:: DATASET RECORDS ::

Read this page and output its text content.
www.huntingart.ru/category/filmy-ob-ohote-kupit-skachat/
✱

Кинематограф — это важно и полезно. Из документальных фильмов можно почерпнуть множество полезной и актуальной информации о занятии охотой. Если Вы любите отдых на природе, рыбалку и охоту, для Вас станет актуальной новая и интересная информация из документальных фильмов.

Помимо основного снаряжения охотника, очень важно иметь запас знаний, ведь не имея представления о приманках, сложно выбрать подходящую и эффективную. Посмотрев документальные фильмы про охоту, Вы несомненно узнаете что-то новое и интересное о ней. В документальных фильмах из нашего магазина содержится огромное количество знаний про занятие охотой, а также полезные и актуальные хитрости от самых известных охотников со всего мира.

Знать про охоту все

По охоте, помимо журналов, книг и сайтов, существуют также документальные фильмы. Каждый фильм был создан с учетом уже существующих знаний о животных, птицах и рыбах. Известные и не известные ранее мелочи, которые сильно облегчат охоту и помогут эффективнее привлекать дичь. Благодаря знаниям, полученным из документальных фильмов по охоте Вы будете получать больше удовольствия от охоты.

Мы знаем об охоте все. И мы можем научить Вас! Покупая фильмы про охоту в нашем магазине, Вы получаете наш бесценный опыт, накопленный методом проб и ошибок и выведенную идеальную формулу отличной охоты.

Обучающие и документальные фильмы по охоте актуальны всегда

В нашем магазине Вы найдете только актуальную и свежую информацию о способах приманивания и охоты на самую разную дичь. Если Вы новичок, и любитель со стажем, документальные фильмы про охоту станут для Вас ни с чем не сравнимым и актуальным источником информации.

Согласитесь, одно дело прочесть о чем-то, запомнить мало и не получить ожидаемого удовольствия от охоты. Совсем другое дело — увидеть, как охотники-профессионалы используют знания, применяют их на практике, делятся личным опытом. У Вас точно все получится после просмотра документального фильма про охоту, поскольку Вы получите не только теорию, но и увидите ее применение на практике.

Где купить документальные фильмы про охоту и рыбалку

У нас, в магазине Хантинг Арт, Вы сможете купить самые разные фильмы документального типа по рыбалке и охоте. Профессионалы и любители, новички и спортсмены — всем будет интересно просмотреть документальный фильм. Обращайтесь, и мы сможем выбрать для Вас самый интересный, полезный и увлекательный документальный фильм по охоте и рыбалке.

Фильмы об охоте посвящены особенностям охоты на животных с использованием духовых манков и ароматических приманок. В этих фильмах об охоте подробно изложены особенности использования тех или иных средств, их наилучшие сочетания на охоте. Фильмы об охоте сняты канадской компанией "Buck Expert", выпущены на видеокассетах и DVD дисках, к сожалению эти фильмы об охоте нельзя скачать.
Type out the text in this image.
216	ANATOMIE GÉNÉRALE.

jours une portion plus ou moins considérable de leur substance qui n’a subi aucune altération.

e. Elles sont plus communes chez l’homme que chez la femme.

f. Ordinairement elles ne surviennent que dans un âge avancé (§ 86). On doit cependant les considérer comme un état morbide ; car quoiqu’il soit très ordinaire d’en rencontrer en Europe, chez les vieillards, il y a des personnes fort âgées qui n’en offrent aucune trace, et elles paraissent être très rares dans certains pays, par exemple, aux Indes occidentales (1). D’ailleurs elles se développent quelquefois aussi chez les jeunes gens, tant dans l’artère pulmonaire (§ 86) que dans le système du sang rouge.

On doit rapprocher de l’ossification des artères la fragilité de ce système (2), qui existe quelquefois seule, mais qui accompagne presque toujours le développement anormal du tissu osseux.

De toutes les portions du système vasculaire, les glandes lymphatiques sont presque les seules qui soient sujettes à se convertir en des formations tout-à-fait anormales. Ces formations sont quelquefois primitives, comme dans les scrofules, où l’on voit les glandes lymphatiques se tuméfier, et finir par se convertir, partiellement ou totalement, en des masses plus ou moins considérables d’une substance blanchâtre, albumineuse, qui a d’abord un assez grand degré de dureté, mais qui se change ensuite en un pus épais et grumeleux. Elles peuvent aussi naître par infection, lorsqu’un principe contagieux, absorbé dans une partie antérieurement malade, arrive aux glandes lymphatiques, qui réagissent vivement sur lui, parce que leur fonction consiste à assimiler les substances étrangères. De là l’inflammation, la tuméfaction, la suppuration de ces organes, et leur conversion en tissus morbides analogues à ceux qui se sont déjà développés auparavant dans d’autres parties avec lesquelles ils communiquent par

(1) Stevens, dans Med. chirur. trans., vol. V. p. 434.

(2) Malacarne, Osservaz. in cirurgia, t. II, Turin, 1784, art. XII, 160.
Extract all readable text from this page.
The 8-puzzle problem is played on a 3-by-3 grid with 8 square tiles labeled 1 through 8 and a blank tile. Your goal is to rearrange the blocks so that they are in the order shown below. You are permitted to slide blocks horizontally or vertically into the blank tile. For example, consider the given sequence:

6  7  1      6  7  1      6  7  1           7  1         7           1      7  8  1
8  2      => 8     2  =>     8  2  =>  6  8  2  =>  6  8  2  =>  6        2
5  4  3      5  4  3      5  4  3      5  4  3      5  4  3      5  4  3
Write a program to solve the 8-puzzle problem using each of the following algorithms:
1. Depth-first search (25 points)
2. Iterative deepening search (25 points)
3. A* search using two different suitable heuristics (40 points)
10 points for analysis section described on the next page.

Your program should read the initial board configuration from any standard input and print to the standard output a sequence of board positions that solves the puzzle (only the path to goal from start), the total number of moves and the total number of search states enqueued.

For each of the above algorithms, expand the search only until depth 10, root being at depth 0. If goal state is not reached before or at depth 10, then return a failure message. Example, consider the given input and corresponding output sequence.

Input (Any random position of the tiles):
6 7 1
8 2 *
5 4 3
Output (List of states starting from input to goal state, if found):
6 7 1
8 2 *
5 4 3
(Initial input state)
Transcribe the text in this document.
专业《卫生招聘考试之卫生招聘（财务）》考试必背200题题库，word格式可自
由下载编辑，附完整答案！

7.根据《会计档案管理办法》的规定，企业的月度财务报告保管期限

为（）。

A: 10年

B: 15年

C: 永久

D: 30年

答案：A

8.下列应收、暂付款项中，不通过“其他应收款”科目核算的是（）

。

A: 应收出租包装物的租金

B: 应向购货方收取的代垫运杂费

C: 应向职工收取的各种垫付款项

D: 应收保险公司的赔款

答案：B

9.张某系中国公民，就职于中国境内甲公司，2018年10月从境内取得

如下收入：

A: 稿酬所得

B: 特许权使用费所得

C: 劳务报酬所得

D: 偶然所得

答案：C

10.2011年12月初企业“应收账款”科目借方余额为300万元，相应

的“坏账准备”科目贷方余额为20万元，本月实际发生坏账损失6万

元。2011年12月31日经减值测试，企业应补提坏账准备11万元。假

:::

▸ **AIM OF THE EXERCISE**:
Write out the listing once more, matching it exactly.

▸ **RESULT FOR THIS EXERCISE**:
Read this page and output its text content.
www.huntingart.ru/category/filmy-ob-ohote-kupit-skachat/
✱

Кинематограф — это важно и полезно. Из документальных фильмов можно почерпнуть множество полезной и актуальной информации о занятии охотой. Если Вы любите отдых на природе, рыбалку и охоту, для Вас станет актуальной новая и интересная информация из документальных фильмов.

Помимо основного снаряжения охотника, очень важно иметь запас знаний, ведь не имея представления о приманках, сложно выбрать подходящую и эффективную. Посмотрев документальные фильмы про охоту, Вы несомненно узнаете что-то новое и интересное о ней. В документальных фильмах из нашего магазина содержится огромное количество знаний про занятие охотой, а также полезные и актуальные хитрости от самых известных охотников со всего мира.

Знать про охоту все

По охоте, помимо журналов, книг и сайтов, существуют также документальные фильмы. Каждый фильм был создан с учетом уже существующих знаний о животных, птицах и рыбах. Известные и не известные ранее мелочи, которые сильно облегчат охоту и помогут эффективнее привлекать дичь. Благодаря знаниям, полученным из документальных фильмов по охоте Вы будете получать больше удовольствия от охоты.

Мы знаем об охоте все. И мы можем научить Вас! Покупая фильмы про охоту в нашем магазине, Вы получаете наш бесценный опыт, накопленный методом проб и ошибок и выведенную идеальную формулу отличной охоты.

Обучающие и документальные фильмы по охоте актуальны всегда

В нашем магазине Вы найдете только актуальную и свежую информацию о способах приманивания и охоты на самую разную дичь. Если Вы новичок, и любитель со стажем, документальные фильмы про охоту станут для Вас ни с чем не сравнимым и актуальным источником информации.

Согласитесь, одно дело прочесть о чем-то, запомнить мало и не получить ожидаемого удовольствия от охоты. Совсем другое дело — увидеть, как охотники-профессионалы используют знания, применяют их на практике, делятся личным опытом. У Вас точно все получится после просмотра документального фильма про охоту, поскольку Вы получите не только теорию, но и увидите ее применение на практике.

Где купить документальные фильмы про охоту и рыбалку

У нас, в магазине Хантинг Арт, Вы сможете купить самые разные фильмы документального типа по рыбалке и охоте. Профессионалы и любители, новички и спортсмены — всем будет интересно просмотреть документальный фильм. Обращайтесь, и мы сможем выбрать для Вас самый интересный, полезный и увлекательный документальный фильм по охоте и рыбалке.

Фильмы об охоте посвящены особенностям охоты на животных с использованием духовых манков и ароматических приманок. В этих фильмах об охоте подробно изложены особенности использования тех или иных средств, их наилучшие сочетания на охоте. Фильмы об охоте сняты канадской компанией "Buck Expert", выпущены на видеокассетах и DVD дисках, к сожалению эти фильмы об охоте нельзя скачать.
Type out the text in this image.
216	ANATOMIE GÉNÉRALE.

jours une portion plus ou moins considérable de leur substance qui n’a subi aucune altération.

e. Elles sont plus communes chez l’homme que chez la femme.

f. Ordinairement elles ne surviennent que dans un âge avancé (§ 86). On doit cependant les considérer comme un état morbide ; car quoiqu’il soit très ordinaire d’en rencontrer en Europe, chez les vieillards, il y a des personnes fort âgées qui n’en offrent aucune trace, et elles paraissent être très rares dans certains pays, par exemple, aux Indes occidentales (1). D’ailleurs elles se développent quelquefois aussi chez les jeunes gens, tant dans l’artère pulmonaire (§ 86) que dans le système du sang rouge.

On doit rapprocher de l’ossification des artères la fragilité de ce système (2), qui existe quelquefois seule, mais qui accompagne presque toujours le développement anormal du tissu osseux.

De toutes les portions du système vasculaire, les glandes lymphatiques sont presque les seules qui soient sujettes à se convertir en des formations tout-à-fait anormales. Ces formations sont quelquefois primitives, comme dans les scrofules, où l’on voit les glandes lymphatiques se tuméfier, et finir par se convertir, partiellement ou totalement, en des masses plus ou moins considérables d’une substance blanchâtre, albumineuse, qui a d’abord un assez grand degré de dureté, mais qui se change ensuite en un pus épais et grumeleux. Elles peuvent aussi naître par infection, lorsqu’un principe contagieux, absorbé dans une partie antérieurement malade, arrive aux glandes lymphatiques, qui réagissent vivement sur lui, parce que leur fonction consiste à assimiler les substances étrangères. De là l’inflammation, la tuméfaction, la suppuration de ces organes, et leur conversion en tissus morbides analogues à ceux qui se sont déjà développés auparavant dans d’autres parties avec lesquelles ils communiquent par

(1) Stevens, dans Med. chirur. trans., vol. V. p. 434.

(2) Malacarne, Osservaz. in cirurgia, t. II, Turin, 1784, art. XII, 160.
Extract all readable text from this page.
The 8-puzzle problem is played on a 3-by-3 grid with 8 square tiles labeled 1 through 8 and a blank tile. Your goal is to rearrange the blocks so that they are in the order shown below. You are permitted to slide blocks horizontally or vertically into the blank tile. For example, consider the given sequence:

6  7  1      6  7  1      6  7  1           7  1         7           1      7  8  1
8  2      => 8     2  =>     8  2  =>  6  8  2  =>  6  8  2  =>  6        2
5  4  3      5  4  3      5  4  3      5  4  3      5  4  3      5  4  3
Write a program to solve the 8-puzzle problem using each of the following algorithms:
1. Depth-first search (25 points)
2. Iterative deepening search (25 points)
3. A* search using two different suitable heuristics (40 points)
10 points for analysis section described on the next page.

Your program should read the initial board configuration from any standard input and print to the standard output a sequence of board positions that solves the puzzle (only the path to goal from start), the total number of moves and the total number of search states enqueued.

For each of the above algorithms, expand the search only until depth 10, root being at depth 0. If goal state is not reached before or at depth 10, then return a failure message. Example, consider the given input and corresponding output sequence.

Input (Any random position of the tiles):
6 7 1
8 2 *
5 4 3
Output (List of states starting from input to goal state, if found):
6 7 1
8 2 *
5 4 3
(Initial input state)
Transcribe the text in this document.
专业《卫生招聘考试之卫生招聘（财务）》考试必背200题题库，word格式可自
由下载编辑，附完整答案！

7.根据《会计档案管理办法》的规定，企业的月度财务报告保管期限

为（）。

A: 10年

B: 15年

C: 永久

D: 30年

答案：A

8.下列应收、暂付款项中，不通过“其他应收款”科目核算的是（）

。

A: 应收出租包装物的租金

B: 应向购货方收取的代垫运杂费

C: 应向职工收取的各种垫付款项

D: 应收保险公司的赔款

答案：B

9.张某系中国公民，就职于中国境内甲公司，2018年10月从境内取得

如下收入：

A: 稿酬所得

B: 特许权使用费所得

C: 劳务报酬所得

D: 偶然所得

答案：C

10.2011年12月初企业“应收账款”科目借方余额为300万元，相应

的“坏账准备”科目贷方余额为20万元，本月实际发生坏账损失6万

元。2011年12月31日经减值测试，企业应补提坏账准备11万元。假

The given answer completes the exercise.